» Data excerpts
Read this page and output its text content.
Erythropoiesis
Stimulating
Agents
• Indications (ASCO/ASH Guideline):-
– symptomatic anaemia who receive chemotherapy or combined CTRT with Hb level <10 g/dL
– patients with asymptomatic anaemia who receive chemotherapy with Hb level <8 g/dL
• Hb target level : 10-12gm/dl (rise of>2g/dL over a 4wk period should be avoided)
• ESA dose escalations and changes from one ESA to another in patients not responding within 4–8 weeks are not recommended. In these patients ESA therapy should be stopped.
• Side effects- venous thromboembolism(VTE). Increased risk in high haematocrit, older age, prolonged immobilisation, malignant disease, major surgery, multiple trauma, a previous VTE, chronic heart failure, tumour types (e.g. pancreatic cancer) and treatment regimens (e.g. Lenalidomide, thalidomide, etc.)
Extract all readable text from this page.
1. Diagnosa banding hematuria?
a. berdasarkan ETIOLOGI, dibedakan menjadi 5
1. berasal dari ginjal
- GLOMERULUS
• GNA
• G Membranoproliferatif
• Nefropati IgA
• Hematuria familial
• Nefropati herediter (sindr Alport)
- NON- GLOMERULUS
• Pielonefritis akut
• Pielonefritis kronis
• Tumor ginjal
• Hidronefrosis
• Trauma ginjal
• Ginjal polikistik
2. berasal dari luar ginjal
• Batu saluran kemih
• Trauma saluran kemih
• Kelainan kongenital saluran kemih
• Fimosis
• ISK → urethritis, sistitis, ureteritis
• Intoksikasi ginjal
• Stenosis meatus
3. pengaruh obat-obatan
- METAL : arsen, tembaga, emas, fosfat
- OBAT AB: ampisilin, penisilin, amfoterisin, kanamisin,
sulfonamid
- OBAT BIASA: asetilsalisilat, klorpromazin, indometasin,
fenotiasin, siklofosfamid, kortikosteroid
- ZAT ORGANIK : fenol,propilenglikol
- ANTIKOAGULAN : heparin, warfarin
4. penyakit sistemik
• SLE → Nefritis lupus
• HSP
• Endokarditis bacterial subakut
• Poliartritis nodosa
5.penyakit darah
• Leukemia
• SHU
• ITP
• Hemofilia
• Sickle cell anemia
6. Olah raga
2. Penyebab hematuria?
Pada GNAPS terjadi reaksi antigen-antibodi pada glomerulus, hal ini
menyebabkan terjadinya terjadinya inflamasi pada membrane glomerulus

» Task prompt
I need each line of the entries that holds the string "receive" located and copied.

» Task response
– symptomatic anaemia who receive chemotherapy or combined CTRT with Hb level <10 g/dL
– patients with asymptomatic anaemia who receive chemotherapy with Hb level <8 g/dL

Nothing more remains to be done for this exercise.